Provided text:
──────────

Mind-numbing, soul-destroying on the one hand, a lifelong love of reading on the other. Not tough to make a choice about which is better.

Related to this, it struck me that one of the primary criticisms leveled by whole language proponents against phonics is that a child instructed in phonics may have the ability to sound out words but that ability comes at the expense of comprehension.

But that only makes sense if phonics reduces comprehension of the spoken word during reading.

WL proponents don't make the claim that phonics-instructed kids won't understand a passage read too them. Only that the kids won't understand the same passage when they read it themselves. Seems to me that such a claim could be proven easily yet I've never heard of any research to verify the effect.

geraldine carter said...

Very interesting point, Allen.

──────────

(Document layout detection data)
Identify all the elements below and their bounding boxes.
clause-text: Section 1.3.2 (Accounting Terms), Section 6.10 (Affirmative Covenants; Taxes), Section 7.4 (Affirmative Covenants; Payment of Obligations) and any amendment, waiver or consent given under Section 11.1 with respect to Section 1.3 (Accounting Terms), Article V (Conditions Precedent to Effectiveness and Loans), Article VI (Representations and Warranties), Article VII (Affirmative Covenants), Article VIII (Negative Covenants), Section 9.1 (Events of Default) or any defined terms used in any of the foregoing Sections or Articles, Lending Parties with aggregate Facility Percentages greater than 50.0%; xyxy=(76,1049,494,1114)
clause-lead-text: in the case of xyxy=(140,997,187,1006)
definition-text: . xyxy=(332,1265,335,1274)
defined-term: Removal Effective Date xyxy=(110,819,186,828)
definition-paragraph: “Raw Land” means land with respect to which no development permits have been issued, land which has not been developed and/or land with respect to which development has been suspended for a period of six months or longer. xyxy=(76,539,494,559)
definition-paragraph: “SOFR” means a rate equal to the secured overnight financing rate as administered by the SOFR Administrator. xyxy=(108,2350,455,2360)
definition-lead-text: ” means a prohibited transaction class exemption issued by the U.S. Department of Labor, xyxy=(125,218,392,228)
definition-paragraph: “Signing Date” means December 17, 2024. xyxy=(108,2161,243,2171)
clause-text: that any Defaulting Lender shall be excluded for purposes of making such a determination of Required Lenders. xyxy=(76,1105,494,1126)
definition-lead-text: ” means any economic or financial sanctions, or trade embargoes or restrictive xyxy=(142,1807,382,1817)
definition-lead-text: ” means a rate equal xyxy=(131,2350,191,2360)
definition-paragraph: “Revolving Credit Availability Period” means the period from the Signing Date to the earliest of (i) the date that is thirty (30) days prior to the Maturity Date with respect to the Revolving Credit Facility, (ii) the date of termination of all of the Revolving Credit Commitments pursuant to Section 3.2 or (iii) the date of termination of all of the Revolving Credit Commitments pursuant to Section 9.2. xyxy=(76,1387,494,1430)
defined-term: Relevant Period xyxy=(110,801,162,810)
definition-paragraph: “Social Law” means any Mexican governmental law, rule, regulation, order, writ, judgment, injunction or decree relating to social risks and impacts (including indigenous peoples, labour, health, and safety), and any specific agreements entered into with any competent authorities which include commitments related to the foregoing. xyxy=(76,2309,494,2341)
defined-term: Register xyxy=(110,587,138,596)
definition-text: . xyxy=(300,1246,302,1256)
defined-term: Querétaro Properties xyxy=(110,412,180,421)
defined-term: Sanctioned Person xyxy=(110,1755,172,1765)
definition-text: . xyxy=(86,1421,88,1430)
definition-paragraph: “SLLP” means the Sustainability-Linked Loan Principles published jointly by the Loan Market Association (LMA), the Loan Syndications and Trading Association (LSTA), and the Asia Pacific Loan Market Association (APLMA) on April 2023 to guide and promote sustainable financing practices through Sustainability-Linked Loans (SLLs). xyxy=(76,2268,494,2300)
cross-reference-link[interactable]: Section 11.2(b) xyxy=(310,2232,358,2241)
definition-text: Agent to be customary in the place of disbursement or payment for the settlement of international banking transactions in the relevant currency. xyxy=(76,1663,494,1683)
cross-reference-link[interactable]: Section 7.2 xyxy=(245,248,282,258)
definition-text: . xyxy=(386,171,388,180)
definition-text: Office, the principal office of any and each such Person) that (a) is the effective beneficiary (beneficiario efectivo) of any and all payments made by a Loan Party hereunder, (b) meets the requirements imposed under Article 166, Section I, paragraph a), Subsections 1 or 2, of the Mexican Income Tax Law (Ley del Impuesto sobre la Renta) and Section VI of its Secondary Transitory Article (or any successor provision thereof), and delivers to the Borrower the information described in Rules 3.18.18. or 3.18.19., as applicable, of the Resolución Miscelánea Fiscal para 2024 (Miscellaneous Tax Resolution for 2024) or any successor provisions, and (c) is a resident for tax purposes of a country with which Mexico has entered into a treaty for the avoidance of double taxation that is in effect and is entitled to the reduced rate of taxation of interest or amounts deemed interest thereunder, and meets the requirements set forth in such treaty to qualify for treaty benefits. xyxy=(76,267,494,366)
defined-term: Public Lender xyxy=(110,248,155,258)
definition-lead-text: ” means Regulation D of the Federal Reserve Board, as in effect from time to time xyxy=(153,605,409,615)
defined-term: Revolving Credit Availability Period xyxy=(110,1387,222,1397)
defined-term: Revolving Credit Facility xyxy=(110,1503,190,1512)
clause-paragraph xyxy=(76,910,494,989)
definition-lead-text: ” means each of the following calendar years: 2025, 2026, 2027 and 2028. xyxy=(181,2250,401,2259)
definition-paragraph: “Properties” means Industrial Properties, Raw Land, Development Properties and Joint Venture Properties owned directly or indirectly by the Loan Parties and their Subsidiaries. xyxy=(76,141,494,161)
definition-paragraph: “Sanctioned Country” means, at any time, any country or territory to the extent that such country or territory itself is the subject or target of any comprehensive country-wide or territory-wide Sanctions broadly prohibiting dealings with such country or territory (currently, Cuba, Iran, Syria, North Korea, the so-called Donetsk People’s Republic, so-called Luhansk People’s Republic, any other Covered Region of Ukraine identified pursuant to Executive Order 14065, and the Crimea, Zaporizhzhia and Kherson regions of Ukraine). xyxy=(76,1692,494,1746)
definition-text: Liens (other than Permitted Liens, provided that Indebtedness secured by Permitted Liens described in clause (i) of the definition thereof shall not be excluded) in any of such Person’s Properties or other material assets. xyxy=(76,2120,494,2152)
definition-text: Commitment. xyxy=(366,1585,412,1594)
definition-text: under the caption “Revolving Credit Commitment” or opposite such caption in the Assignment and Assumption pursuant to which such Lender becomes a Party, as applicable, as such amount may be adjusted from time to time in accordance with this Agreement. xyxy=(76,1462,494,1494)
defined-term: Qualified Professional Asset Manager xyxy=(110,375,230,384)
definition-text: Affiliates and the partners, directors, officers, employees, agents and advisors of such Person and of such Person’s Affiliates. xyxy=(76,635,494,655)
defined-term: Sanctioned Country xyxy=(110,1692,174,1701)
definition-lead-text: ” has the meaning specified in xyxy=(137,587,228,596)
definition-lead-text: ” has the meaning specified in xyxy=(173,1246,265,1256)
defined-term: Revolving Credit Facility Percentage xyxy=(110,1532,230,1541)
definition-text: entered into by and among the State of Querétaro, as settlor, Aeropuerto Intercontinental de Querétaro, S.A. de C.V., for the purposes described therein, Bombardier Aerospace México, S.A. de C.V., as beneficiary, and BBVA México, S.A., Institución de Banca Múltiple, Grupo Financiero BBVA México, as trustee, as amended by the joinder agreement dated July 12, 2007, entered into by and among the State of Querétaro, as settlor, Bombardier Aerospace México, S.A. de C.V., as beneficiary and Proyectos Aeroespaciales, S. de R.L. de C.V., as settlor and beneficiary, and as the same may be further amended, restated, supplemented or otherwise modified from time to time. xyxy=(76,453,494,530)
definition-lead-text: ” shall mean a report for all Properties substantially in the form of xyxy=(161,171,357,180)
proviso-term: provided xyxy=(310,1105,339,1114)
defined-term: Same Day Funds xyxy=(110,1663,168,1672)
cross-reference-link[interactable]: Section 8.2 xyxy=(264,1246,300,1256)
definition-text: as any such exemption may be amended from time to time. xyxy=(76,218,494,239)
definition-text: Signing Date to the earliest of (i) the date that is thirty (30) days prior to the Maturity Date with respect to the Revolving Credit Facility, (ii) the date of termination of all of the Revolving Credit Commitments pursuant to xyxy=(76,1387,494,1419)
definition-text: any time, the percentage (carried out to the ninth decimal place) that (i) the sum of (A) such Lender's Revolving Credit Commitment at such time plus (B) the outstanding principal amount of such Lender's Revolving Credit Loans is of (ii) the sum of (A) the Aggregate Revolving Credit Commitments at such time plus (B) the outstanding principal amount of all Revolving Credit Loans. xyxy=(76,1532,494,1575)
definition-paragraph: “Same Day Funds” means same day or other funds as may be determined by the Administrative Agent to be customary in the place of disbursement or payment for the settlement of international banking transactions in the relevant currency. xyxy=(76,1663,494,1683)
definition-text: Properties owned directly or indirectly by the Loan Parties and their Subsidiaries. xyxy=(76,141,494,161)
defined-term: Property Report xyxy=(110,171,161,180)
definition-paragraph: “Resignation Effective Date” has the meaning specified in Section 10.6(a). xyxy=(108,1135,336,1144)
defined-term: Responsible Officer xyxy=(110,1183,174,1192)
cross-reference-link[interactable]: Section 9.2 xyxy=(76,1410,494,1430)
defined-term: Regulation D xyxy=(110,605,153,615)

──────────

What the task requires: Reproduce the entire passage above on phonics and reading comprehension, word for word.

Result of this exercise:
Mind-numbing, soul-destroying on the one hand, a lifelong love of reading on the other. Not tough to make a choice about which is better.

Related to this, it struck me that one of the primary criticisms leveled by whole language proponents against phonics is that a child instructed in phonics may have the ability to sound out words but that ability comes at the expense of comprehension.

But that only makes sense if phonics reduces comprehension of the spoken word during reading.

WL proponents don't make the claim that phonics-instructed kids won't understand a passage read too them. Only that the kids won't understand the same passage when they read it themselves. Seems to me that such a claim could be proven easily yet I've never heard of any research to verify the effect.

geraldine carter said...

Very interesting point, Allen.